== GIVEN ENTRIES ==

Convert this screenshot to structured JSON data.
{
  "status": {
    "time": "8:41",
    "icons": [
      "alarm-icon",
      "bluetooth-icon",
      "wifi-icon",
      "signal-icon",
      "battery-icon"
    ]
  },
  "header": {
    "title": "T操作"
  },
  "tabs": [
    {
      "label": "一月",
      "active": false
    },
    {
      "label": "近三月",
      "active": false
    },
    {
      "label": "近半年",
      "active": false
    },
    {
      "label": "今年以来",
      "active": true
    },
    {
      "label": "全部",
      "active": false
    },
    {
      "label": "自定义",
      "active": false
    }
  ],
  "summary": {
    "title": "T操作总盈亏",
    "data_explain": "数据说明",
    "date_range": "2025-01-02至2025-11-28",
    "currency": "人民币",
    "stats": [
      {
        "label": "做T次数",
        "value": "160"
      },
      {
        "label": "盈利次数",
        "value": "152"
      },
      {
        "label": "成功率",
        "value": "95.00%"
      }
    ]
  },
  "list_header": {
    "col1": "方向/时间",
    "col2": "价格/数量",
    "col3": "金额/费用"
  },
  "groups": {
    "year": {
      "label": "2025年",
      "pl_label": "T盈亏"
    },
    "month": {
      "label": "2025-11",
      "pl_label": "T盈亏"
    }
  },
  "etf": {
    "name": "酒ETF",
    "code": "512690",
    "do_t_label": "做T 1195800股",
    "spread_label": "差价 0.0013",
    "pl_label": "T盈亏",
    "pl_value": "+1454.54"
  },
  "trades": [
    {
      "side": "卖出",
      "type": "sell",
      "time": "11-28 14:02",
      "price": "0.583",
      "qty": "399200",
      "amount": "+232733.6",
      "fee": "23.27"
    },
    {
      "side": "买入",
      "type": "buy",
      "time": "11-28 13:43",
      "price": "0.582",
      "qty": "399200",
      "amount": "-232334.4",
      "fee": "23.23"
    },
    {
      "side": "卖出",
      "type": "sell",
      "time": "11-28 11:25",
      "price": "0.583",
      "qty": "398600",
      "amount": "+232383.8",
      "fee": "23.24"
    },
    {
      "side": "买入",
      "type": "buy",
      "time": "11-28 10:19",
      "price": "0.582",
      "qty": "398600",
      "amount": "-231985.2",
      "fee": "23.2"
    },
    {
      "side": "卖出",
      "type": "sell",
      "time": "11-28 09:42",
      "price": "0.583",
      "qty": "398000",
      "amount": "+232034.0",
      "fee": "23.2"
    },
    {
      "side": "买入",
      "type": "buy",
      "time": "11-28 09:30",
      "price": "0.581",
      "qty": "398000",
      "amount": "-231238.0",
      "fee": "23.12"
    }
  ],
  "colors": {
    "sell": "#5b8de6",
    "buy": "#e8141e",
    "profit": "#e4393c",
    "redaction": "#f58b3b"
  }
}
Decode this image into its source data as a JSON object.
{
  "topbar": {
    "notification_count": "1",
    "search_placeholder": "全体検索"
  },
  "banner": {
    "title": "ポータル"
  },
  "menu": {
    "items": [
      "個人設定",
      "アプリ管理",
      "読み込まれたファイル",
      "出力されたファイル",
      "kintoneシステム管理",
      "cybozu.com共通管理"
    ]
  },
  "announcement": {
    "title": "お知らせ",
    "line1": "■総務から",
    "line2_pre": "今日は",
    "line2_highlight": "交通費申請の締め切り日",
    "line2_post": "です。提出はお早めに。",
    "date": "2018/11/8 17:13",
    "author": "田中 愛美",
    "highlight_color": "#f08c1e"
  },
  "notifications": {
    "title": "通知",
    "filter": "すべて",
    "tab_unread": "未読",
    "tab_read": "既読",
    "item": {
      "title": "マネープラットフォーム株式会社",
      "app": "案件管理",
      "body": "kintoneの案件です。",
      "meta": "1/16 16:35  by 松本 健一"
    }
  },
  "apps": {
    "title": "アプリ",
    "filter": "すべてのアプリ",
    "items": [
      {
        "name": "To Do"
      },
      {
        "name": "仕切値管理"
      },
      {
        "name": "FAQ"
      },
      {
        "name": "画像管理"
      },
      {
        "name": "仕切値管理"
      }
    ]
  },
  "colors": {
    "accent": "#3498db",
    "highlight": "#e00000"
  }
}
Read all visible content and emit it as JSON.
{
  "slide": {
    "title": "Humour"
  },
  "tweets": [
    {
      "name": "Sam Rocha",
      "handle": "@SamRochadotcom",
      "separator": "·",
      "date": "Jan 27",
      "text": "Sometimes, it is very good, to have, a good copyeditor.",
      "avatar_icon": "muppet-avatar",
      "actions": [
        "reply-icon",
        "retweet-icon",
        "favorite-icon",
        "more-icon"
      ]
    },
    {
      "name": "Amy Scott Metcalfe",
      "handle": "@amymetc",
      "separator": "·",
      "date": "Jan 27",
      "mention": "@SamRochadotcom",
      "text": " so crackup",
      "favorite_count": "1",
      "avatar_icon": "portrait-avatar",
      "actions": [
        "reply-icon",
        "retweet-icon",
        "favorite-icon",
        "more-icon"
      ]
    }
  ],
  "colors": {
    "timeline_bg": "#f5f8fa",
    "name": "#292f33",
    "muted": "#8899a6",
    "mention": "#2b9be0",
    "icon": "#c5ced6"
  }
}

===

→ YOUR OBJECTIVE: Each record above must be given again exactly.

→ RESULT OF THIS TASK:
Convert this screenshot to structured JSON data.
{
  "status": {
    "time": "8:41",
    "icons": [
      "alarm-icon",
      "bluetooth-icon",
      "wifi-icon",
      "signal-icon",
      "battery-icon"
    ]
  },
  "header": {
    "title": "T操作"
  },
  "tabs": [
    {
      "label": "一月",
      "active": false
    },
    {
      "label": "近三月",
      "active": false
    },
    {
      "label": "近半年",
      "active": false
    },
    {
      "label": "今年以来",
      "active": true
    },
    {
      "label": "全部",
      "active": false
    },
    {
      "label": "自定义",
      "active": false
    }
  ],
  "summary": {
    "title": "T操作总盈亏",
    "data_explain": "数据说明",
    "date_range": "2025-01-02至2025-11-28",
    "currency": "人民币",
    "stats": [
      {
        "label": "做T次数",
        "value": "160"
      },
      {
        "label": "盈利次数",
        "value": "152"
      },
      {
        "label": "成功率",
        "value": "95.00%"
      }
    ]
  },
  "list_header": {
    "col1": "方向/时间",
    "col2": "价格/数量",
    "col3": "金额/费用"
  },
  "groups": {
    "year": {
      "label": "2025年",
      "pl_label": "T盈亏"
    },
    "month": {
      "label": "2025-11",
      "pl_label": "T盈亏"
    }
  },
  "etf": {
    "name": "酒ETF",
    "code": "512690",
    "do_t_label": "做T 1195800股",
    "spread_label": "差价 0.0013",
    "pl_label": "T盈亏",
    "pl_value": "+1454.54"
  },
  "trades": [
    {
      "side": "卖出",
      "type": "sell",
      "time": "11-28 14:02",
      "price": "0.583",
      "qty": "399200",
      "amount": "+232733.6",
      "fee": "23.27"
    },
    {
      "side": "买入",
      "type": "buy",
      "time": "11-28 13:43",
      "price": "0.582",
      "qty": "399200",
      "amount": "-232334.4",
      "fee": "23.23"
    },
    {
      "side": "卖出",
      "type": "sell",
      "time": "11-28 11:25",
      "price": "0.583",
      "qty": "398600",
      "amount": "+232383.8",
      "fee": "23.24"
    },
    {
      "side": "买入",
      "type": "buy",
      "time": "11-28 10:19",
      "price": "0.582",
      "qty": "398600",
      "amount": "-231985.2",
      "fee": "23.2"
    },
    {
      "side": "卖出",
      "type": "sell",
      "time": "11-28 09:42",
      "price": "0.583",
      "qty": "398000",
      "amount": "+232034.0",
      "fee": "23.2"
    },
    {
      "side": "买入",
      "type": "buy",
      "time": "11-28 09:30",
      "price": "0.581",
      "qty": "398000",
      "amount": "-231238.0",
      "fee": "23.12"
    }
  ],
  "colors": {
    "sell": "#5b8de6",
    "buy": "#e8141e",
    "profit": "#e4393c",
    "redaction": "#f58b3b"
  }
}
Decode this image into its source data as a JSON object.
{
  "topbar": {
    "notification_count": "1",
    "search_placeholder": "全体検索"
  },
  "banner": {
    "title": "ポータル"
  },
  "menu": {
    "items": [
      "個人設定",
      "アプリ管理",
      "読み込まれたファイル",
      "出力されたファイル",
      "kintoneシステム管理",
      "cybozu.com共通管理"
    ]
  },
  "announcement": {
    "title": "お知らせ",
    "line1": "■総務から",
    "line2_pre": "今日は",
    "line2_highlight": "交通費申請の締め切り日",
    "line2_post": "です。提出はお早めに。",
    "date": "2018/11/8 17:13",
    "author": "田中 愛美",
    "highlight_color": "#f08c1e"
  },
  "notifications": {
    "title": "通知",
    "filter": "すべて",
    "tab_unread": "未読",
    "tab_read": "既読",
    "item": {
      "title": "マネープラットフォーム株式会社",
      "app": "案件管理",
      "body": "kintoneの案件です。",
      "meta": "1/16 16:35  by 松本 健一"
    }
  },
  "apps": {
    "title": "アプリ",
    "filter": "すべてのアプリ",
    "items": [
      {
        "name": "To Do"
      },
      {
        "name": "仕切値管理"
      },
      {
        "name": "FAQ"
      },
      {
        "name": "画像管理"
      },
      {
        "name": "仕切値管理"
      }
    ]
  },
  "colors": {
    "accent": "#3498db",
    "highlight": "#e00000"
  }
}
Read all visible content and emit it as JSON.
{
  "slide": {
    "title": "Humour"
  },
  "tweets": [
    {
      "name": "Sam Rocha",
      "handle": "@SamRochadotcom",
      "separator": "·",
      "date": "Jan 27",
      "text": "Sometimes, it is very good, to have, a good copyeditor.",
      "avatar_icon": "muppet-avatar",
      "actions": [
        "reply-icon",
        "retweet-icon",
        "favorite-icon",
        "more-icon"
      ]
    },
    {
      "name": "Amy Scott Metcalfe",
      "handle": "@amymetc",
      "separator": "·",
      "date": "Jan 27",
      "mention": "@SamRochadotcom",
      "text": " so crackup",
      "favorite_count": "1",
      "avatar_icon": "portrait-avatar",
      "actions": [
        "reply-icon",
        "retweet-icon",
        "favorite-icon",
        "more-icon"
      ]
    }
  ],
  "colors": {
    "timeline_bg": "#f5f8fa",
    "name": "#292f33",
    "muted": "#8899a6",
    "mention": "#2b9be0",
    "icon": "#c5ced6"
  }
}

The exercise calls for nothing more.